DATA IN THIS EXERCISE.
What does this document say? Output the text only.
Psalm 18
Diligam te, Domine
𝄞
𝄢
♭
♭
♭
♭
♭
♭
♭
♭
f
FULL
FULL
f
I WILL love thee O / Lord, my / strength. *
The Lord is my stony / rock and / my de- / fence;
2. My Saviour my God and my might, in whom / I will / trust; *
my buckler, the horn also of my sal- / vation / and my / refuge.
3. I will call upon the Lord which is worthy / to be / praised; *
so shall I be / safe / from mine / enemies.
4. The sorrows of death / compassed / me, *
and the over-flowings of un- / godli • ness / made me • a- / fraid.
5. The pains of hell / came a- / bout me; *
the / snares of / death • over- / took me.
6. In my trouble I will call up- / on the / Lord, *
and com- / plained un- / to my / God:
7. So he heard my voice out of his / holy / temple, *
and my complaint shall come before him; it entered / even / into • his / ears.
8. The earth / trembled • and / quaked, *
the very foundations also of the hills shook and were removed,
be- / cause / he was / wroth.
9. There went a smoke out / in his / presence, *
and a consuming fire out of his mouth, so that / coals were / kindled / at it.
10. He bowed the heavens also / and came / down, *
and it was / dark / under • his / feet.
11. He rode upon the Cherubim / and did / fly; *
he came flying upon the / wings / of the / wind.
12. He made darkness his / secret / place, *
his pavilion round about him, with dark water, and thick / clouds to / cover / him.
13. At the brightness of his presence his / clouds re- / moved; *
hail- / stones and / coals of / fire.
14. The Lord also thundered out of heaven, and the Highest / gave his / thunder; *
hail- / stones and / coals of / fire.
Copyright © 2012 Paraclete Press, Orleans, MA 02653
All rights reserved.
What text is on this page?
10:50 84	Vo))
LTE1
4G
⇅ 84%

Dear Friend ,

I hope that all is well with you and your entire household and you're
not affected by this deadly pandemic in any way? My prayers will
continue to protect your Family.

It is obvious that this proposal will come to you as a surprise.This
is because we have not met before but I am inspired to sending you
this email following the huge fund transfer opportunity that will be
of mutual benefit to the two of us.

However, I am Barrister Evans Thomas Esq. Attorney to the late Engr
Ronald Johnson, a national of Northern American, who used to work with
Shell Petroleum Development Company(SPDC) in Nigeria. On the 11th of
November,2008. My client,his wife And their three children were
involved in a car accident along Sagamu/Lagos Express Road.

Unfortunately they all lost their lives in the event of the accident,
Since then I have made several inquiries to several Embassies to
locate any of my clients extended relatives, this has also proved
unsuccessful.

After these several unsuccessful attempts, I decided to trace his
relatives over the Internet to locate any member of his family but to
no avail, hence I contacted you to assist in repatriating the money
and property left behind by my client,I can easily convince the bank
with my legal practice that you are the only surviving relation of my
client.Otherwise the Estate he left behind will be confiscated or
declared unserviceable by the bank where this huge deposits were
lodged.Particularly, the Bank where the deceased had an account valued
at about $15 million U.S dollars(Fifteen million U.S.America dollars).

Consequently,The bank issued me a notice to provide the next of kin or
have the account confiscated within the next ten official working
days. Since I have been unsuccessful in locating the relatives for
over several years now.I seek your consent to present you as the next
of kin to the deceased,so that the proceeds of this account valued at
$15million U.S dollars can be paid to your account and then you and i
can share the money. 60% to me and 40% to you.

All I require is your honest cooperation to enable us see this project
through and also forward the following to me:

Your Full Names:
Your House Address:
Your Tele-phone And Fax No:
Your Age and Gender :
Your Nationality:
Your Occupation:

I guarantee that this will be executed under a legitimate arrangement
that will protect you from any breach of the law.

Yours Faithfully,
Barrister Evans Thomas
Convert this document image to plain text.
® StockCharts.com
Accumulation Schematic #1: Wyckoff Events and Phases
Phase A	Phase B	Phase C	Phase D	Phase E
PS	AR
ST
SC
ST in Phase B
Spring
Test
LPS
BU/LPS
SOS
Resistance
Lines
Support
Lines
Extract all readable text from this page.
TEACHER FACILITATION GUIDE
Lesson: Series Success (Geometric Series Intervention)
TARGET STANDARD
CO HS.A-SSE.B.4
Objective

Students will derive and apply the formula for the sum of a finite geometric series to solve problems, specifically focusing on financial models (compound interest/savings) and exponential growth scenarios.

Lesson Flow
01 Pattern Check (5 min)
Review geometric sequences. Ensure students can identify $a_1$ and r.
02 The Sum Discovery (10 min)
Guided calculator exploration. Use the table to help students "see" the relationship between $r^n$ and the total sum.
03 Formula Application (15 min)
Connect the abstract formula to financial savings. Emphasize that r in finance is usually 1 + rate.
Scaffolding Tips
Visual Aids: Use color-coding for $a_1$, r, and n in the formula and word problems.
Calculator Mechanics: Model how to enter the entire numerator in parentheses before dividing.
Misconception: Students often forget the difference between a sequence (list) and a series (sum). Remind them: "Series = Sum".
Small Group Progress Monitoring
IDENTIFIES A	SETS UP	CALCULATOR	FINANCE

WRITTEN PROBLEM. Emit the records above again, exactly, with no line skipped.

SOLUTION FOR THIS PROBLEM.
What does this document say? Output the text only.
Psalm 18
Diligam te, Domine
𝄞
𝄢
♭
♭
♭
♭
♭
♭
♭
♭
f
FULL
FULL
f
I WILL love thee O / Lord, my / strength. *
The Lord is my stony / rock and / my de- / fence;
2. My Saviour my God and my might, in whom / I will / trust; *
my buckler, the horn also of my sal- / vation / and my / refuge.
3. I will call upon the Lord which is worthy / to be / praised; *
so shall I be / safe / from mine / enemies.
4. The sorrows of death / compassed / me, *
and the over-flowings of un- / godli • ness / made me • a- / fraid.
5. The pains of hell / came a- / bout me; *
the / snares of / death • over- / took me.
6. In my trouble I will call up- / on the / Lord, *
and com- / plained un- / to my / God:
7. So he heard my voice out of his / holy / temple, *
and my complaint shall come before him; it entered / even / into • his / ears.
8. The earth / trembled • and / quaked, *
the very foundations also of the hills shook and were removed,
be- / cause / he was / wroth.
9. There went a smoke out / in his / presence, *
and a consuming fire out of his mouth, so that / coals were / kindled / at it.
10. He bowed the heavens also / and came / down, *
and it was / dark / under • his / feet.
11. He rode upon the Cherubim / and did / fly; *
he came flying upon the / wings / of the / wind.
12. He made darkness his / secret / place, *
his pavilion round about him, with dark water, and thick / clouds to / cover / him.
13. At the brightness of his presence his / clouds re- / moved; *
hail- / stones and / coals of / fire.
14. The Lord also thundered out of heaven, and the Highest / gave his / thunder; *
hail- / stones and / coals of / fire.
Copyright © 2012 Paraclete Press, Orleans, MA 02653
All rights reserved.
What text is on this page?
10:50 84	Vo))
LTE1
4G
⇅ 84%

Dear Friend ,

I hope that all is well with you and your entire household and you're
not affected by this deadly pandemic in any way? My prayers will
continue to protect your Family.

It is obvious that this proposal will come to you as a surprise.This
is because we have not met before but I am inspired to sending you
this email following the huge fund transfer opportunity that will be
of mutual benefit to the two of us.

However, I am Barrister Evans Thomas Esq. Attorney to the late Engr
Ronald Johnson, a national of Northern American, who used to work with
Shell Petroleum Development Company(SPDC) in Nigeria. On the 11th of
November,2008. My client,his wife And their three children were
involved in a car accident along Sagamu/Lagos Express Road.

Unfortunately they all lost their lives in the event of the accident,
Since then I have made several inquiries to several Embassies to
locate any of my clients extended relatives, this has also proved
unsuccessful.

After these several unsuccessful attempts, I decided to trace his
relatives over the Internet to locate any member of his family but to
no avail, hence I contacted you to assist in repatriating the money
and property left behind by my client,I can easily convince the bank
with my legal practice that you are the only surviving relation of my
client.Otherwise the Estate he left behind will be confiscated or
declared unserviceable by the bank where this huge deposits were
lodged.Particularly, the Bank where the deceased had an account valued
at about $15 million U.S dollars(Fifteen million U.S.America dollars).

Consequently,The bank issued me a notice to provide the next of kin or
have the account confiscated within the next ten official working
days. Since I have been unsuccessful in locating the relatives for
over several years now.I seek your consent to present you as the next
of kin to the deceased,so that the proceeds of this account valued at
$15million U.S dollars can be paid to your account and then you and i
can share the money. 60% to me and 40% to you.

All I require is your honest cooperation to enable us see this project
through and also forward the following to me:

Your Full Names:
Your House Address:
Your Tele-phone And Fax No:
Your Age and Gender :
Your Nationality:
Your Occupation:

I guarantee that this will be executed under a legitimate arrangement
that will protect you from any breach of the law.

Yours Faithfully,
Barrister Evans Thomas
Convert this document image to plain text.
® StockCharts.com
Accumulation Schematic #1: Wyckoff Events and Phases
Phase A	Phase B	Phase C	Phase D	Phase E
PS	AR
ST
SC
ST in Phase B
Spring
Test
LPS
BU/LPS
SOS
Resistance
Lines
Support
Lines
Extract all readable text from this page.
TEACHER FACILITATION GUIDE
Lesson: Series Success (Geometric Series Intervention)
TARGET STANDARD
CO HS.A-SSE.B.4
Objective

Students will derive and apply the formula for the sum of a finite geometric series to solve problems, specifically focusing on financial models (compound interest/savings) and exponential growth scenarios.

Lesson Flow
01 Pattern Check (5 min)
Review geometric sequences. Ensure students can identify $a_1$ and r.
02 The Sum Discovery (10 min)
Guided calculator exploration. Use the table to help students "see" the relationship between $r^n$ and the total sum.
03 Formula Application (15 min)
Connect the abstract formula to financial savings. Emphasize that r in finance is usually 1 + rate.
Scaffolding Tips
Visual Aids: Use color-coding for $a_1$, r, and n in the formula and word problems.
Calculator Mechanics: Model how to enter the entire numerator in parentheses before dividing.
Misconception: Students often forget the difference between a sequence (list) and a series (sum). Remind them: "Series = Sum".
Small Group Progress Monitoring
IDENTIFIES A	SETS UP	CALCULATOR	FINANCE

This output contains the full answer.